--- Start Source data ---
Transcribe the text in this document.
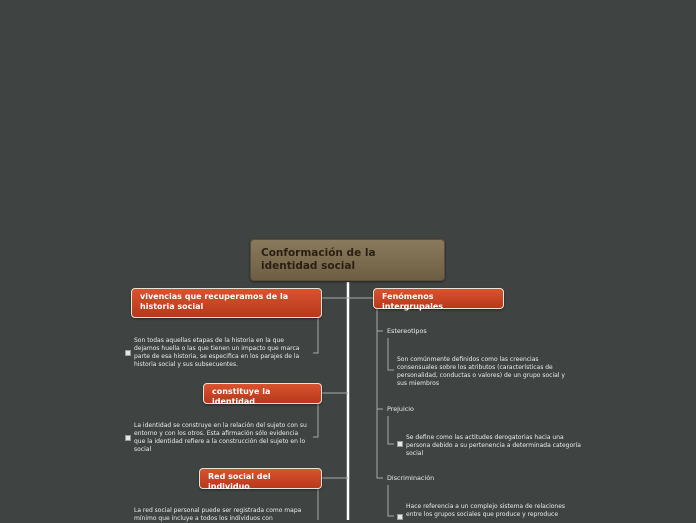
Conformación de la identidad social
vivencias que recuperamos de la historia social
Son todas aquellas etapas de la historia en la que dejamos huella o las que tienen un impacto que marca parte de esa historia, se especifica en los parajes de la historia social y sus subsecuentes.
constituye la identidad
La identidad se construye en la relación del sujeto con su entorno y con los otros. Esta afirmación sólo evidencia que la identidad refiere a la construcción del sujeto en lo social
Red social del individuo
La red social personal puede ser registrada como mapa mínimo que incluye a todos los individuos con
Fenómenos intergrupales
Estereotipos
Son comúnmente definidos como las creencias consensuales sobre los atributos (características de personalidad, conductas o valores) de un grupo social y sus miembros
Prejuicio
Se define como las actitudes derogatorias hacia una persona debido a su pertenencia a determinada categoría social
Discriminación
Hace referencia a un complejo sistema de relaciones entre los grupos sociales que produce y reproduce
--- End Source data ---
▸ Set problem:
Every line of text is to be repeated exactly; pictures are left out.

▸ Response to the task:
Transcribe the text in this document.
Conformación de la identidad social
vivencias que recuperamos de la historia social
Son todas aquellas etapas de la historia en la que dejamos huella o las que tienen un impacto que marca parte de esa historia, se especifica en los parajes de la historia social y sus subsecuentes.
constituye la identidad
La identidad se construye en la relación del sujeto con su entorno y con los otros. Esta afirmación sólo evidencia que la identidad refiere a la construcción del sujeto en lo social
Red social del individuo
La red social personal puede ser registrada como mapa mínimo que incluye a todos los individuos con
Fenómenos intergrupales
Estereotipos
Son comúnmente definidos como las creencias consensuales sobre los atributos (características de personalidad, conductas o valores) de un grupo social y sus miembros
Prejuicio
Se define como las actitudes derogatorias hacia una persona debido a su pertenencia a determinada categoría social
Discriminación
Hace referencia a un complejo sistema de relaciones entre los grupos sociales que produce y reproduce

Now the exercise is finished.